### YOUR GOAL
Without the pictures, set down every line of the data exactly.

Collected data entries:
• • •
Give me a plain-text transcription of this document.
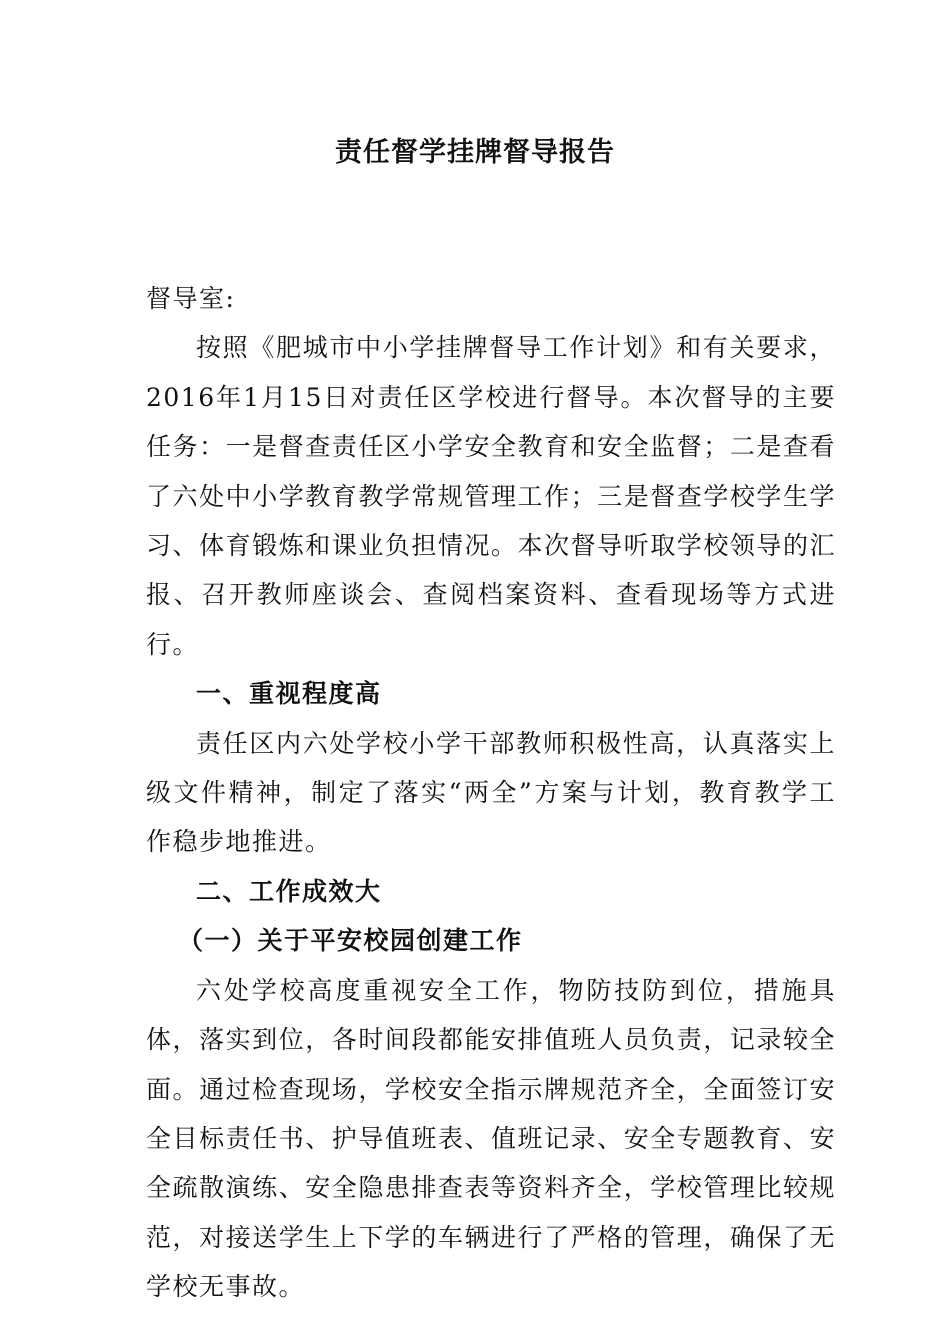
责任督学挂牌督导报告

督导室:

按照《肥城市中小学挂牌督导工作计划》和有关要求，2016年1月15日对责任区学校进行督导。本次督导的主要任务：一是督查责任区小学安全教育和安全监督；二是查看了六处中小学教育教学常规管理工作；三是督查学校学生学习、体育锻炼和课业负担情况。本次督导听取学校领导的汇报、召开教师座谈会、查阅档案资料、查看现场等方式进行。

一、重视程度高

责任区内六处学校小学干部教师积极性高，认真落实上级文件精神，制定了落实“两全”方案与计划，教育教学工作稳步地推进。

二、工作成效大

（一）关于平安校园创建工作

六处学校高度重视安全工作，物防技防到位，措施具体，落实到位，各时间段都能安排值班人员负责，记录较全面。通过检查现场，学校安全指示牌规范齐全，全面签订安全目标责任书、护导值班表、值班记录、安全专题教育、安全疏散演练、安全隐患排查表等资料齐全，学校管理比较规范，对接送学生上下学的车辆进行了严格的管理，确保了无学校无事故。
• • •
### COMPLETED EXERCISE
Give me a plain-text transcription of this document.
责任督学挂牌督导报告

督导室:

按照《肥城市中小学挂牌督导工作计划》和有关要求，2016年1月15日对责任区学校进行督导。本次督导的主要任务：一是督查责任区小学安全教育和安全监督；二是查看了六处中小学教育教学常规管理工作；三是督查学校学生学习、体育锻炼和课业负担情况。本次督导听取学校领导的汇报、召开教师座谈会、查阅档案资料、查看现场等方式进行。

一、重视程度高

责任区内六处学校小学干部教师积极性高，认真落实上级文件精神，制定了落实“两全”方案与计划，教育教学工作稳步地推进。

二、工作成效大

（一）关于平安校园创建工作

六处学校高度重视安全工作，物防技防到位，措施具体，落实到位，各时间段都能安排值班人员负责，记录较全面。通过检查现场，学校安全指示牌规范齐全，全面签订安全目标责任书、护导值班表、值班记录、安全专题教育、安全疏散演练、安全隐患排查表等资料齐全，学校管理比较规范，对接送学生上下学的车辆进行了严格的管理，确保了无学校无事故。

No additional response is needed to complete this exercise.